▶ [GOAL OF THE EXERCISE] All the records that follow need to be reproduced exactly. Omit the images.
——————————
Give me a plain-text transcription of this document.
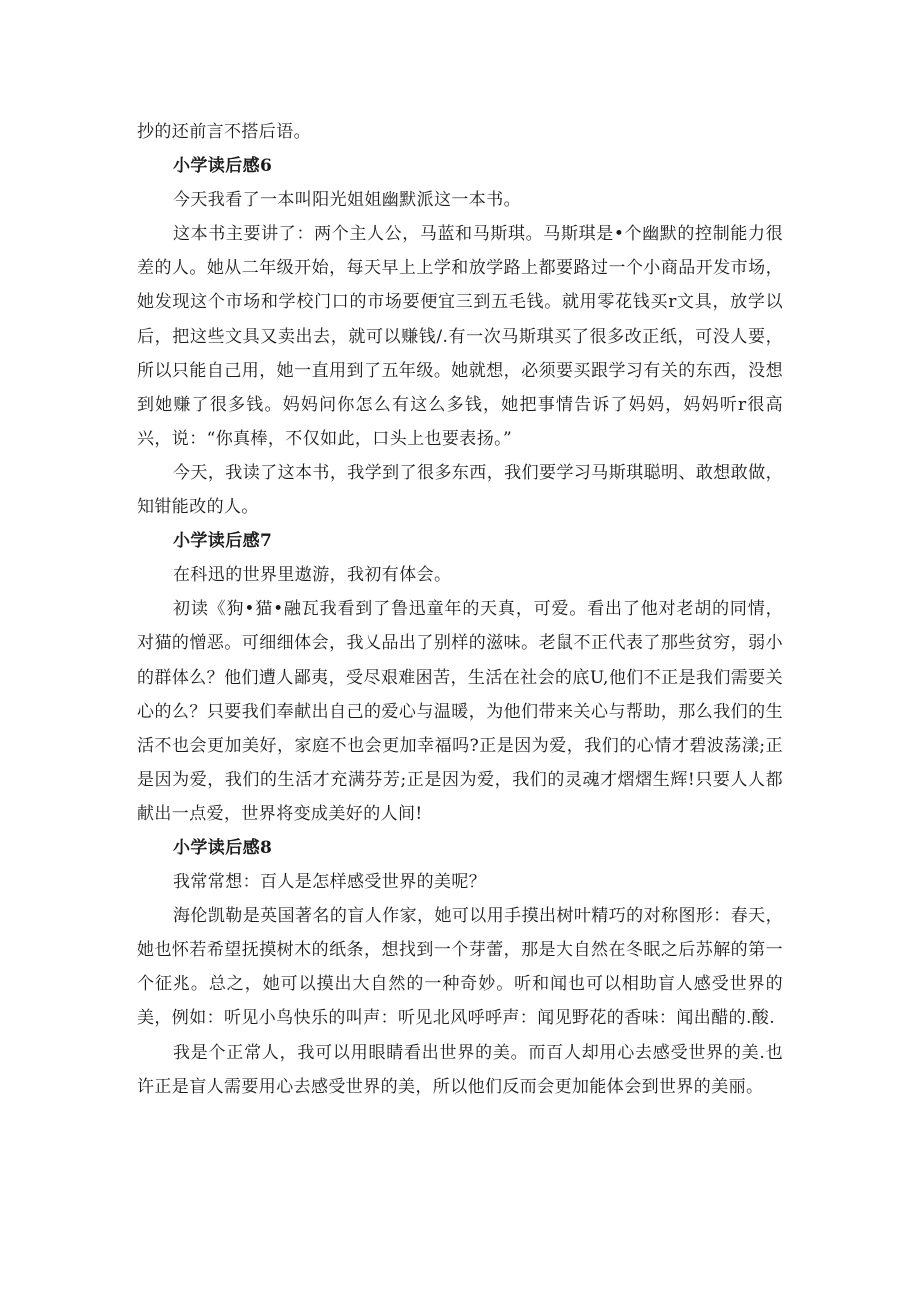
抄的还前言不搭后语。

小学读后感6

今天我看了一本叫阳光姐姐幽默派这一本书。

这本书主要讲了：两个主人公，马蓝和马斯琪。马斯琪是•个幽默的控制能力很差的人。她从二年级开始，每天早上上学和放学路上都要路过一个小商品开发市场，她发现这个市场和学校门口的市场要便宜三到五毛钱。就用零花钱买r文具，放学以后，把这些文具又卖出去，就可以赚钱/.有一次马斯琪买了很多改正纸，可没人要，所以只能自己用，她一直用到了五年级。她就想，必须要买跟学习有关的东西，没想到她赚了很多钱。妈妈问你怎么有这么多钱，她把事情告诉了妈妈，妈妈听r很高兴，说：“你真棒，不仅如此，口头上也要表扬。”

今天，我读了这本书，我学到了很多东西，我们要学习马斯琪聪明、敢想敢做，知钳能改的人。

小学读后感7

在科迅的世界里遨游，我初有体会。

初读《狗•猫•融瓦我看到了鲁迅童年的天真，可爱。看出了他对老胡的同情，对猫的憎恶。可细细体会，我乂品出了别样的滋味。老鼠不正代表了那些贫穷，弱小的群体么？他们遭人鄙夷，受尽艰难困苦，生活在社会的底U,他们不正是我们需要关心的么？只要我们奉献出自己的爱心与温暖，为他们带来关心与帮助，那么我们的生活不也会更加美好，家庭不也会更加幸福吗?正是因为爱，我们的心情才碧波荡漾;正是因为爱，我们的生活才充满芬芳;正是因为爱，我们的灵魂才熠熠生辉!只要人人都献出一点爱，世界将变成美好的人间!

小学读后感8

我常常想：百人是怎样感受世界的美呢？

海伦凯勒是英国著名的盲人作家，她可以用手摸出树叶精巧的对称图形：春天，她也怀若希望抚摸树木的纸条，想找到一个芽蕾，那是大自然在冬眠之后苏解的第一个征兆。总之，她可以摸出大自然的一种奇妙。听和闻也可以相助盲人感受世界的美，例如：听见小鸟快乐的叫声：听见北风呼呼声：闻见野花的香味：闻出醋的.酸.

我是个正常人，我可以用眼睛看出世界的美。而百人却用心去感受世界的美.也许正是盲人需要用心去感受世界的美，所以他们反而会更加能体会到世界的美丽。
——————————
▶ [EXERCISE RESULT]
Give me a plain-text transcription of this document.
抄的还前言不搭后语。

小学读后感6

今天我看了一本叫阳光姐姐幽默派这一本书。

这本书主要讲了：两个主人公，马蓝和马斯琪。马斯琪是•个幽默的控制能力很差的人。她从二年级开始，每天早上上学和放学路上都要路过一个小商品开发市场，她发现这个市场和学校门口的市场要便宜三到五毛钱。就用零花钱买r文具，放学以后，把这些文具又卖出去，就可以赚钱/.有一次马斯琪买了很多改正纸，可没人要，所以只能自己用，她一直用到了五年级。她就想，必须要买跟学习有关的东西，没想到她赚了很多钱。妈妈问你怎么有这么多钱，她把事情告诉了妈妈，妈妈听r很高兴，说：“你真棒，不仅如此，口头上也要表扬。”

今天，我读了这本书，我学到了很多东西，我们要学习马斯琪聪明、敢想敢做，知钳能改的人。

小学读后感7

在科迅的世界里遨游，我初有体会。

初读《狗•猫•融瓦我看到了鲁迅童年的天真，可爱。看出了他对老胡的同情，对猫的憎恶。可细细体会，我乂品出了别样的滋味。老鼠不正代表了那些贫穷，弱小的群体么？他们遭人鄙夷，受尽艰难困苦，生活在社会的底U,他们不正是我们需要关心的么？只要我们奉献出自己的爱心与温暖，为他们带来关心与帮助，那么我们的生活不也会更加美好，家庭不也会更加幸福吗?正是因为爱，我们的心情才碧波荡漾;正是因为爱，我们的生活才充满芬芳;正是因为爱，我们的灵魂才熠熠生辉!只要人人都献出一点爱，世界将变成美好的人间!

小学读后感8

我常常想：百人是怎样感受世界的美呢？

海伦凯勒是英国著名的盲人作家，她可以用手摸出树叶精巧的对称图形：春天，她也怀若希望抚摸树木的纸条，想找到一个芽蕾，那是大自然在冬眠之后苏解的第一个征兆。总之，她可以摸出大自然的一种奇妙。听和闻也可以相助盲人感受世界的美，例如：听见小鸟快乐的叫声：听见北风呼呼声：闻见野花的香味：闻出醋的.酸.

我是个正常人，我可以用眼睛看出世界的美。而百人却用心去感受世界的美.也许正是盲人需要用心去感受世界的美，所以他们反而会更加能体会到世界的美丽。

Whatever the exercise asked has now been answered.